GIVEN INSTRUCTION
Filter the entries that follow, copying every line in which the word "calendar" appears.
● ● ● ●
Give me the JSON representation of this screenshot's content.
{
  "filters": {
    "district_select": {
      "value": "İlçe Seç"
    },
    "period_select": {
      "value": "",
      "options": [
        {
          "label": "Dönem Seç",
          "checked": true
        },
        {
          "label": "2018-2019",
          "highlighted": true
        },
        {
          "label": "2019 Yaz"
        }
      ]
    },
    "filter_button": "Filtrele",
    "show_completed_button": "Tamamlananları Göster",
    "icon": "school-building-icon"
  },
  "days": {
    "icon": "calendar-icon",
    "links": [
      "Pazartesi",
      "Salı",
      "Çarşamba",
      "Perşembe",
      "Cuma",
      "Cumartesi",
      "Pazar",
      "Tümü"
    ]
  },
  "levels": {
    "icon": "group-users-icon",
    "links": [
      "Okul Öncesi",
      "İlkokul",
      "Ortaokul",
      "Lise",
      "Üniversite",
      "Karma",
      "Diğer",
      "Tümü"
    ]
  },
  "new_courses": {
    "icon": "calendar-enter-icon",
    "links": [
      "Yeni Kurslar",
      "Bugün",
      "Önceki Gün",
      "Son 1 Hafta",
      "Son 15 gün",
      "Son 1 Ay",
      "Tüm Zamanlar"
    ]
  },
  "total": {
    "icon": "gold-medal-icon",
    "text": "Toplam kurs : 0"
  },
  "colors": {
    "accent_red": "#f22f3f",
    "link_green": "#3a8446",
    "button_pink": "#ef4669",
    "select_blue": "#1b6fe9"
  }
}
● ● ● ●
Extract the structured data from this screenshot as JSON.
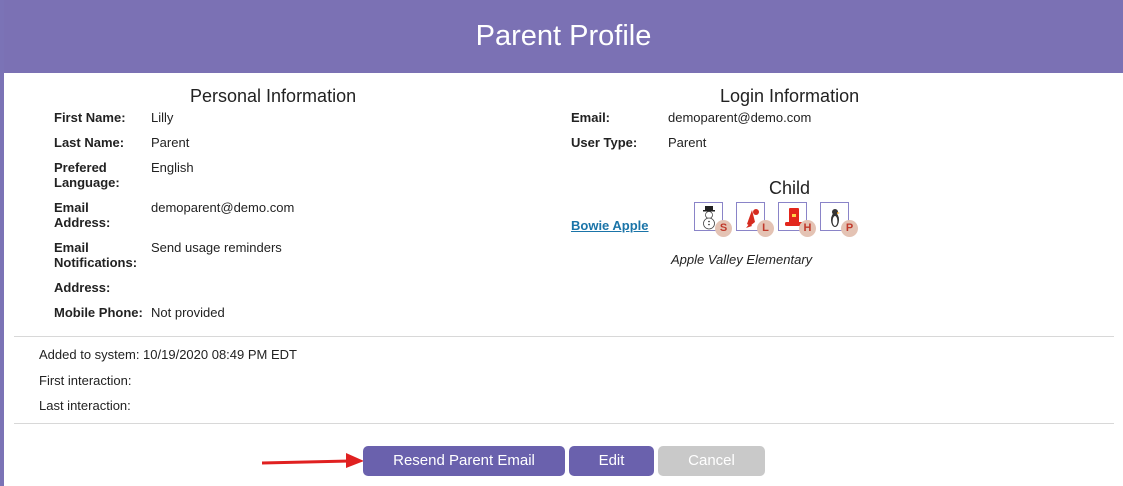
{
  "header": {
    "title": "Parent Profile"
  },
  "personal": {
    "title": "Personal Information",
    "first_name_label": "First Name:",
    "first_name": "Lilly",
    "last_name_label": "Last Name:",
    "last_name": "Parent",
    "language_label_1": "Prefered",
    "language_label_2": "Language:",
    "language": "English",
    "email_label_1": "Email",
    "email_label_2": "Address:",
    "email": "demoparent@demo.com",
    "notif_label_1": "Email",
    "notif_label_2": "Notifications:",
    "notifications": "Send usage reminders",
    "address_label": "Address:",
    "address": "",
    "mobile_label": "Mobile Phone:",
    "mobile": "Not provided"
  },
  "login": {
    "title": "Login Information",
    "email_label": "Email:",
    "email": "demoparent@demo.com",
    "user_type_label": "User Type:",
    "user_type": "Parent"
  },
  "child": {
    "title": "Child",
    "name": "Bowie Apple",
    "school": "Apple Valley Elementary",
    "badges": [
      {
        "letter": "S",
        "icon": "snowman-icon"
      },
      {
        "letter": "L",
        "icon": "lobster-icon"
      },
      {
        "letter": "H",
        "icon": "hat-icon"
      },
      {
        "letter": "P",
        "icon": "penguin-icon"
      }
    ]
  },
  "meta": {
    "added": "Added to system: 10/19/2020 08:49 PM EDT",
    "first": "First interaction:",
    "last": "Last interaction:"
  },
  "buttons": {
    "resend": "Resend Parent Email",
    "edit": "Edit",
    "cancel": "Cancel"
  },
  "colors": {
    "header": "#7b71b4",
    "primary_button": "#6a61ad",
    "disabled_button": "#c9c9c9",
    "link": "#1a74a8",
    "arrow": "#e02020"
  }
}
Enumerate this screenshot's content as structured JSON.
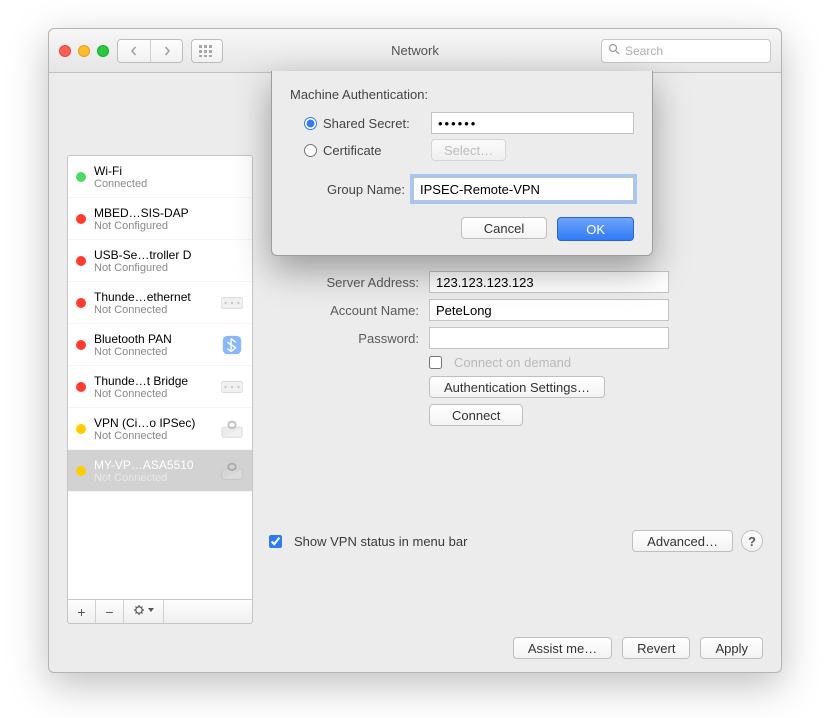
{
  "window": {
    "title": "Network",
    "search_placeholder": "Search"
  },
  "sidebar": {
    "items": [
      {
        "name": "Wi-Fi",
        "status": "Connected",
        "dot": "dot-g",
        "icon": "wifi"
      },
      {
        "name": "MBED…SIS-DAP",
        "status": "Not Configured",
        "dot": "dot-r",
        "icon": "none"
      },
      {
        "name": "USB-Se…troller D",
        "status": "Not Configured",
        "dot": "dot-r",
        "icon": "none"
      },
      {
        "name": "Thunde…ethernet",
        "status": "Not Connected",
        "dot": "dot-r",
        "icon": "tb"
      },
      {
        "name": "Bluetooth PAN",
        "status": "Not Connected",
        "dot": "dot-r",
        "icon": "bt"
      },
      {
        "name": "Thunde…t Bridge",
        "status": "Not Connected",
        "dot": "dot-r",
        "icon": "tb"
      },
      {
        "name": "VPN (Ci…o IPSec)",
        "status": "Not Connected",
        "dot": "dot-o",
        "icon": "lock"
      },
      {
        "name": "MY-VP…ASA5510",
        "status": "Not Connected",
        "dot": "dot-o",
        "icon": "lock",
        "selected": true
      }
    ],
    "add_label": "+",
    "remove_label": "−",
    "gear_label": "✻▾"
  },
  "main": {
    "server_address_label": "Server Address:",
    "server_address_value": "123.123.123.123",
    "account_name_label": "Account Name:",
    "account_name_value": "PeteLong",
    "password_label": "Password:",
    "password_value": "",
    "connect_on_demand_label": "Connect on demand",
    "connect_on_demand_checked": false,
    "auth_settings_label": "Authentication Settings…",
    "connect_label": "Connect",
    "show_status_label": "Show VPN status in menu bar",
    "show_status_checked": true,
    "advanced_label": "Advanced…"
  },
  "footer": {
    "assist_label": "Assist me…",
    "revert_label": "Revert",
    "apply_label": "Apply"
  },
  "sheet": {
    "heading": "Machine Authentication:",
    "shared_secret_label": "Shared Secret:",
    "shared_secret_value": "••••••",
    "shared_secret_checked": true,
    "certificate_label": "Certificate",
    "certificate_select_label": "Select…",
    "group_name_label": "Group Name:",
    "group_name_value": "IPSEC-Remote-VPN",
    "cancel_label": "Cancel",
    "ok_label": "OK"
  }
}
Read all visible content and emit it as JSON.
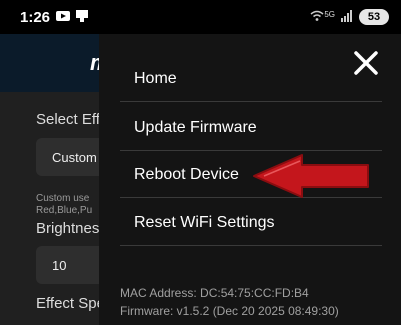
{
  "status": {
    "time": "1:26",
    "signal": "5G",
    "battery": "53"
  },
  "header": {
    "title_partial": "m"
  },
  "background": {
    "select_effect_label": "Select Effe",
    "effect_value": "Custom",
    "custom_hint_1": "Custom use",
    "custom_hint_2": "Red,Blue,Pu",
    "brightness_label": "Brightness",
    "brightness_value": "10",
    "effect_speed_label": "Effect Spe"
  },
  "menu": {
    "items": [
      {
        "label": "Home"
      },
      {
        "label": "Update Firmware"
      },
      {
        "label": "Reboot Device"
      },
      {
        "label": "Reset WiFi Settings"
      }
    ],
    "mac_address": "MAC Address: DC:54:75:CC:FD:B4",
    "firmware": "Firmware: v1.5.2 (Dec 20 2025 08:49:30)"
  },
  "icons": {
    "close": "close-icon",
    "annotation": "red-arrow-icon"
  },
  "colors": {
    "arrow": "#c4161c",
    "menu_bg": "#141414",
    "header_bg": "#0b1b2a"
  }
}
● ● ● ●
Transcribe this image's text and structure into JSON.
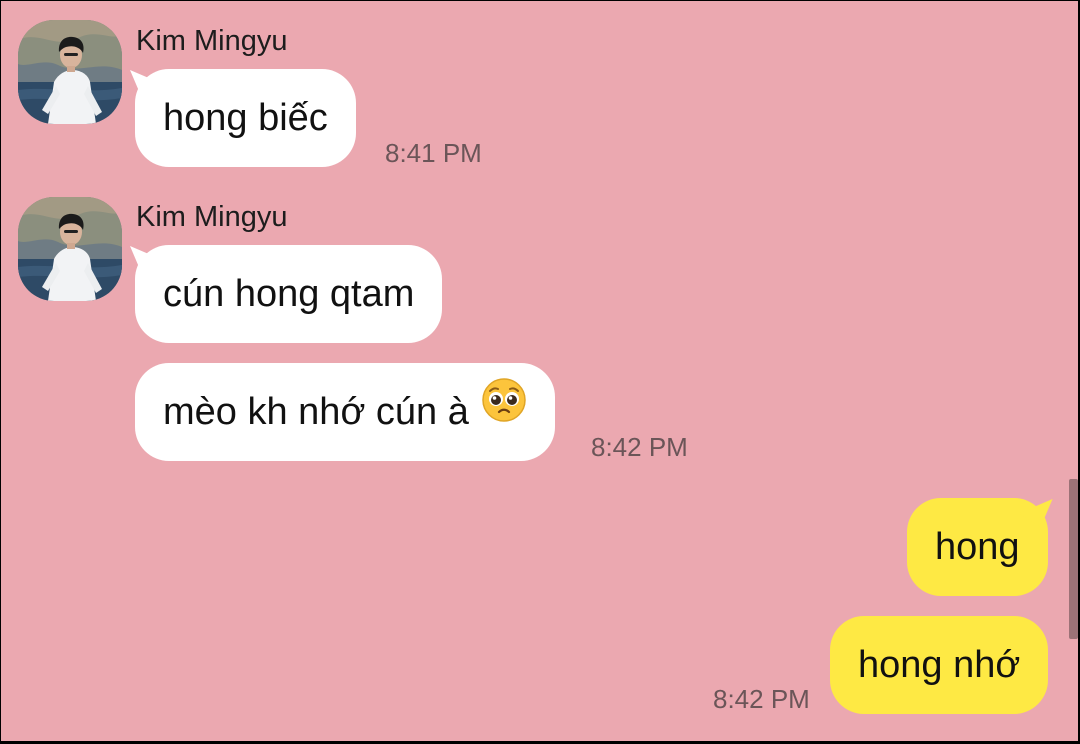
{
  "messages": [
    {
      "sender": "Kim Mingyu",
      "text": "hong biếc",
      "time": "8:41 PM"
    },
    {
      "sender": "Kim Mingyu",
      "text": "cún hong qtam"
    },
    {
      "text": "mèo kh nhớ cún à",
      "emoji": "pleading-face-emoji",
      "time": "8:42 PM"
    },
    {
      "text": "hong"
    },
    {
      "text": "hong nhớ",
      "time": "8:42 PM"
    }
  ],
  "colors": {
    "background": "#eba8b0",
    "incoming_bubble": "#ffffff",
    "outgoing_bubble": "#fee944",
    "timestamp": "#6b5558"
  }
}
● ● ● ●
EXERCISE SOLUTION
    "icon": "calendar-icon",
    "icon": "calendar-enter-icon",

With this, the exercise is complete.